Locate each line with the string "EBITDA" in the listing below and copy it.

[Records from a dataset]
▽

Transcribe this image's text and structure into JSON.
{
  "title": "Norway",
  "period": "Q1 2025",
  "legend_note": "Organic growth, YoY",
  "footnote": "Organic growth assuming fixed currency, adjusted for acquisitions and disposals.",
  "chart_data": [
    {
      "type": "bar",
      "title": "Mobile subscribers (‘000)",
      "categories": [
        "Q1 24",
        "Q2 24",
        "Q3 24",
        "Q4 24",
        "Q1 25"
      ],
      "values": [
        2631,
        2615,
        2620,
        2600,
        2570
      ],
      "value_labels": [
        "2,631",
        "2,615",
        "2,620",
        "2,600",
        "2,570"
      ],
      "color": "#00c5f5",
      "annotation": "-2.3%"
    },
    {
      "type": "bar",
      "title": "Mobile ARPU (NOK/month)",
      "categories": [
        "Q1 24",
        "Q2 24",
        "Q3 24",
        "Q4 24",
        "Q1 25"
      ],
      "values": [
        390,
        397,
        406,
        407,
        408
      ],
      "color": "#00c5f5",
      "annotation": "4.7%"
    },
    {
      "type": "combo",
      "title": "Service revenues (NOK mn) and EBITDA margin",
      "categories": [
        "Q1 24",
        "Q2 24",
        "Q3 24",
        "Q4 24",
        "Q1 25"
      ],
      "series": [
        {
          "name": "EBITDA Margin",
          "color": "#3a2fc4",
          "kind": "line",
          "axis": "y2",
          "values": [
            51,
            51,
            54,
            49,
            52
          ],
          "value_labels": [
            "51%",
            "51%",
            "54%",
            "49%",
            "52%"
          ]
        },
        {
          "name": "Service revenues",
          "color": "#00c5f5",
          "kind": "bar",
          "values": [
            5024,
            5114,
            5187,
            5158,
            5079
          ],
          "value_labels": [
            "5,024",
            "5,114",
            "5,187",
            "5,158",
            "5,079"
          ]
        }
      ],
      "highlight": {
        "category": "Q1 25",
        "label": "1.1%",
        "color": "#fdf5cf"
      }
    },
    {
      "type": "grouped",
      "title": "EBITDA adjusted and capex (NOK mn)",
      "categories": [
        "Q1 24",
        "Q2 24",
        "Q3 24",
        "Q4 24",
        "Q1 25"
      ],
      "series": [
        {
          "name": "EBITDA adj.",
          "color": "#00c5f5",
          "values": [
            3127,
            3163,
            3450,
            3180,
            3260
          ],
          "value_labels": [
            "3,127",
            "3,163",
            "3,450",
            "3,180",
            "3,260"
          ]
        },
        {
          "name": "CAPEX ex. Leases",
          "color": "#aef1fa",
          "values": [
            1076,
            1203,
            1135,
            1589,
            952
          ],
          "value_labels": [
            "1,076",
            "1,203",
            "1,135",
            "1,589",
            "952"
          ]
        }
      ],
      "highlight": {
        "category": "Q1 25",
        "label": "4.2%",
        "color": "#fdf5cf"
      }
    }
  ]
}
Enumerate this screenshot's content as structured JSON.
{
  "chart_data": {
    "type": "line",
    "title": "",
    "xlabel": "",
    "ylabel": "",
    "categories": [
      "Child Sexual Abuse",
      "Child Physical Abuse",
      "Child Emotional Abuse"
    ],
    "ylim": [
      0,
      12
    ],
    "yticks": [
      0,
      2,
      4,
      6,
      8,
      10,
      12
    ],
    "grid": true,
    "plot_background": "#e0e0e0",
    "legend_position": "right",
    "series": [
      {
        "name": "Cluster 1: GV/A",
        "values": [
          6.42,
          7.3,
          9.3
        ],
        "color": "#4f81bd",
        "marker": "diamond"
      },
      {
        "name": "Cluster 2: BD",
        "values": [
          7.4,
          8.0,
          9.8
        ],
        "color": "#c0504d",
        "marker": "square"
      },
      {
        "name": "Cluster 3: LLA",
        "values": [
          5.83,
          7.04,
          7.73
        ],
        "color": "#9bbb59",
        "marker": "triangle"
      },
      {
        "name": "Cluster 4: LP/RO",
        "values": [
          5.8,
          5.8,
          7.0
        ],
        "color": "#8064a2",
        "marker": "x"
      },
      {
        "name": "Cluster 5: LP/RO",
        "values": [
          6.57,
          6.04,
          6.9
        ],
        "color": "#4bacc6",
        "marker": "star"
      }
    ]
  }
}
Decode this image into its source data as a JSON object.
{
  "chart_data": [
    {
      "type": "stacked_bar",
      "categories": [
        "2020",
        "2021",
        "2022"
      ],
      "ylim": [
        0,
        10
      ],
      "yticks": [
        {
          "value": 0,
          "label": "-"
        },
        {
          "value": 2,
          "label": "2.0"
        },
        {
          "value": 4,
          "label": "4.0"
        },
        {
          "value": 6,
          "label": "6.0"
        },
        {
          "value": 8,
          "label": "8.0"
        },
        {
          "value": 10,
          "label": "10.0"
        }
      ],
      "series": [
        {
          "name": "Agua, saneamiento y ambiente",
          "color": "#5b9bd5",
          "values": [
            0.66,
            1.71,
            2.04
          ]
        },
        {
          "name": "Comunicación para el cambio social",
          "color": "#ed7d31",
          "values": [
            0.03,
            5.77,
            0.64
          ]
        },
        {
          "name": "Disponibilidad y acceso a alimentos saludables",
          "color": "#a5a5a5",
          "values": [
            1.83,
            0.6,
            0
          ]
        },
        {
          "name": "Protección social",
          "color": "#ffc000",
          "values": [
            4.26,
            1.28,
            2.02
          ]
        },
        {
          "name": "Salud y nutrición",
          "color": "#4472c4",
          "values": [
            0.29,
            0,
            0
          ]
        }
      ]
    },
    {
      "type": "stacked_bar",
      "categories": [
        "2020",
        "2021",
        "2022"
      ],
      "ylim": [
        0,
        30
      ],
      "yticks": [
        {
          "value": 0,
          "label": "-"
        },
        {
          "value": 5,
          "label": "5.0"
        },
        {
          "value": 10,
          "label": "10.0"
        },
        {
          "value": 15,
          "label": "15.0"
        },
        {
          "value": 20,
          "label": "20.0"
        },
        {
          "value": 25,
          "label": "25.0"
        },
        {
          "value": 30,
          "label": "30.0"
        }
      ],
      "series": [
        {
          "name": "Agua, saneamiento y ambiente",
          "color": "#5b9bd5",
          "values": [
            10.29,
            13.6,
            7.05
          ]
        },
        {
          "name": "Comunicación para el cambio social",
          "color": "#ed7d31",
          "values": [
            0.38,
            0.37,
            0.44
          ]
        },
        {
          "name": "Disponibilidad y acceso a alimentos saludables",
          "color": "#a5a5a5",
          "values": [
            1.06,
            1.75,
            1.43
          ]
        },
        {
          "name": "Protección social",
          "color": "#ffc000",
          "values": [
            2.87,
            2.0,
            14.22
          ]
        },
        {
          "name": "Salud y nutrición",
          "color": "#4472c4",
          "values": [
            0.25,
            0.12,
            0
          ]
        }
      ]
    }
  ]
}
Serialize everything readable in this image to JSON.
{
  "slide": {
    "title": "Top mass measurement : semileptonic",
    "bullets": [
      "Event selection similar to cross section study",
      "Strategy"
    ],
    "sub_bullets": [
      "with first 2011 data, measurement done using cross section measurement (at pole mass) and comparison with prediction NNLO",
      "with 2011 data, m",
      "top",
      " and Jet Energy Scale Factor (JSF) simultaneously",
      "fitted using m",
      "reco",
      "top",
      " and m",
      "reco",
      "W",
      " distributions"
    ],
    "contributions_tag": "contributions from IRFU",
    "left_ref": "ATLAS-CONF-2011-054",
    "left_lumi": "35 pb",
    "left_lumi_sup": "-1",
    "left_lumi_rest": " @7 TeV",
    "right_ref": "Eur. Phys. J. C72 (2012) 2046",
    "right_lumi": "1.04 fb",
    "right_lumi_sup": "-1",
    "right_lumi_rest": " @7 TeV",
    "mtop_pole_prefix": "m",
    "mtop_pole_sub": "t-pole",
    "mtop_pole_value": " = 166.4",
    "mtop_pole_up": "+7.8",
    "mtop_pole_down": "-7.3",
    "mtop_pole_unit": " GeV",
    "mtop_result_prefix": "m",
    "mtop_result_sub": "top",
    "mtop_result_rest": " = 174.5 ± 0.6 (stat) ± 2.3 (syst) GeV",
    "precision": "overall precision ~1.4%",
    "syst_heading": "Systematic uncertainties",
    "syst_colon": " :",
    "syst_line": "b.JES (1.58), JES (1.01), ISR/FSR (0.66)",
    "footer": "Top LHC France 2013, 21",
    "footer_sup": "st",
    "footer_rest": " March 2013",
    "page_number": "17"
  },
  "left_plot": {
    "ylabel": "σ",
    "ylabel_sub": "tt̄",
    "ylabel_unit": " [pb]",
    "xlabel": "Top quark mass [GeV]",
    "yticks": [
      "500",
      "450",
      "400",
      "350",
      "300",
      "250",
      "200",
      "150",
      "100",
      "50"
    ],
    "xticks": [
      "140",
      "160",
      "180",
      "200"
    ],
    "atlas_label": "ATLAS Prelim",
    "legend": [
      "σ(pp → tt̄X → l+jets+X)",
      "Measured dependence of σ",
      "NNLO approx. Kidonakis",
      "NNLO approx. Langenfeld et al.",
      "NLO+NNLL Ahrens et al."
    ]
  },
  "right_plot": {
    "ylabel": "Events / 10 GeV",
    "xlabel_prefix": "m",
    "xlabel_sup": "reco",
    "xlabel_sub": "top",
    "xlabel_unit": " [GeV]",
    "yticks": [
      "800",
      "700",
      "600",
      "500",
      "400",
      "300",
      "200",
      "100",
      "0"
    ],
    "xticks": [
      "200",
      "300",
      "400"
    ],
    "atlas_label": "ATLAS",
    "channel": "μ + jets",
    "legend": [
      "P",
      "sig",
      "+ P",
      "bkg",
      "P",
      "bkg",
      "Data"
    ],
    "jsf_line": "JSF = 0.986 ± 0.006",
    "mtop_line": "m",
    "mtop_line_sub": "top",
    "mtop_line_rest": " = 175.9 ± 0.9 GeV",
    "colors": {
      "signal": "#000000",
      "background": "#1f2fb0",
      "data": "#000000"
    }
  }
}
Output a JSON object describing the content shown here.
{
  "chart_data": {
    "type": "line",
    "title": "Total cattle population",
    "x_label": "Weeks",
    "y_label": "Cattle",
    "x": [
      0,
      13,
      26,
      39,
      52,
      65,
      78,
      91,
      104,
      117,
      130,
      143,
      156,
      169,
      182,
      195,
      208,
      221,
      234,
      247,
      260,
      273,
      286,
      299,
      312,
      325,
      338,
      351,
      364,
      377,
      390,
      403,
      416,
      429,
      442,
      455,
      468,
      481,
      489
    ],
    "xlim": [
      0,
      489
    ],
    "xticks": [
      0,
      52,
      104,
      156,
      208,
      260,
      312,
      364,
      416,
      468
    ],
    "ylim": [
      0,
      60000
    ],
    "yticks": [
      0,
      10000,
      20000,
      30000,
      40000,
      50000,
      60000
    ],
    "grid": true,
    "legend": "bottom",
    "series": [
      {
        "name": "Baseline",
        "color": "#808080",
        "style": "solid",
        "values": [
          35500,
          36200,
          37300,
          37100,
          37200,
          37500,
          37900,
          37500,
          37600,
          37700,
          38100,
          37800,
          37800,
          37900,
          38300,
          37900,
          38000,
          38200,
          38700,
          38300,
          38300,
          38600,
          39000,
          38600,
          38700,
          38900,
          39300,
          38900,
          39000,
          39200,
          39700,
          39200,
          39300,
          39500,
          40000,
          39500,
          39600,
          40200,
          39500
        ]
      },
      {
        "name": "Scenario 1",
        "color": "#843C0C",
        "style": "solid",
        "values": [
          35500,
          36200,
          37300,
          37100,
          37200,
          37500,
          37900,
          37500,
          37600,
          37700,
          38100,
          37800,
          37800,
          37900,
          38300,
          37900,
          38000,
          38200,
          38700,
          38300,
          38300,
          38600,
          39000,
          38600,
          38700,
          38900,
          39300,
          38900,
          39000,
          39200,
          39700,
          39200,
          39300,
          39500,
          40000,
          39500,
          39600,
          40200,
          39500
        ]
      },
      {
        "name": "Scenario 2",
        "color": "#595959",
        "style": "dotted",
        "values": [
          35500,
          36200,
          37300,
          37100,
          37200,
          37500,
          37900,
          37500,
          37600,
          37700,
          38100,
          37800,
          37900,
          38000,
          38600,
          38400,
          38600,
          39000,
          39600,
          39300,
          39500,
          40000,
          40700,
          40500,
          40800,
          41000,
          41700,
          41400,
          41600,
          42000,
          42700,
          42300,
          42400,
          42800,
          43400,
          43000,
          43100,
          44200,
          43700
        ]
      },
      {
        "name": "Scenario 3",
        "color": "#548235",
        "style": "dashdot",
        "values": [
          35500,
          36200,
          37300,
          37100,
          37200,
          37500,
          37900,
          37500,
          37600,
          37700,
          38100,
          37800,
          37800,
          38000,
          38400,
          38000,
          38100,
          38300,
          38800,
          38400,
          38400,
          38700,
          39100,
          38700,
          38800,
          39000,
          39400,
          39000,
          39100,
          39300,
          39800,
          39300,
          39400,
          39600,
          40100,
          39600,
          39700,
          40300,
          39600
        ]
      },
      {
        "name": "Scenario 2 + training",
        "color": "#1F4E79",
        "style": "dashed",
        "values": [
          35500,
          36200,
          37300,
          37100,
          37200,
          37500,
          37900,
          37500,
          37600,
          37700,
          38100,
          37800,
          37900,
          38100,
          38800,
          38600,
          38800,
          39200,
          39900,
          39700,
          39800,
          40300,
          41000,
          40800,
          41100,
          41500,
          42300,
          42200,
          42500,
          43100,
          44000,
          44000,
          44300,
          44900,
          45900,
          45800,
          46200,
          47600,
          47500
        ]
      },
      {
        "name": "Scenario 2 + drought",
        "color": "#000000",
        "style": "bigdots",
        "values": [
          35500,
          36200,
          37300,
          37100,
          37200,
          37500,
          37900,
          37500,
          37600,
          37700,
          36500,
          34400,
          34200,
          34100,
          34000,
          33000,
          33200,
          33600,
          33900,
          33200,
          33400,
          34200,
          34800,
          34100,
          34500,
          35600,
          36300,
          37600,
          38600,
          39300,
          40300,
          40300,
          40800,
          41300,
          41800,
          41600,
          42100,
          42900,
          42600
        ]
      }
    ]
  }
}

△

== Exercise response ==
      "title": "Service revenues (NOK mn) and EBITDA margin",
          "name": "EBITDA Margin",
      "title": "EBITDA adjusted and capex (NOK mn)",
          "name": "EBITDA adj.",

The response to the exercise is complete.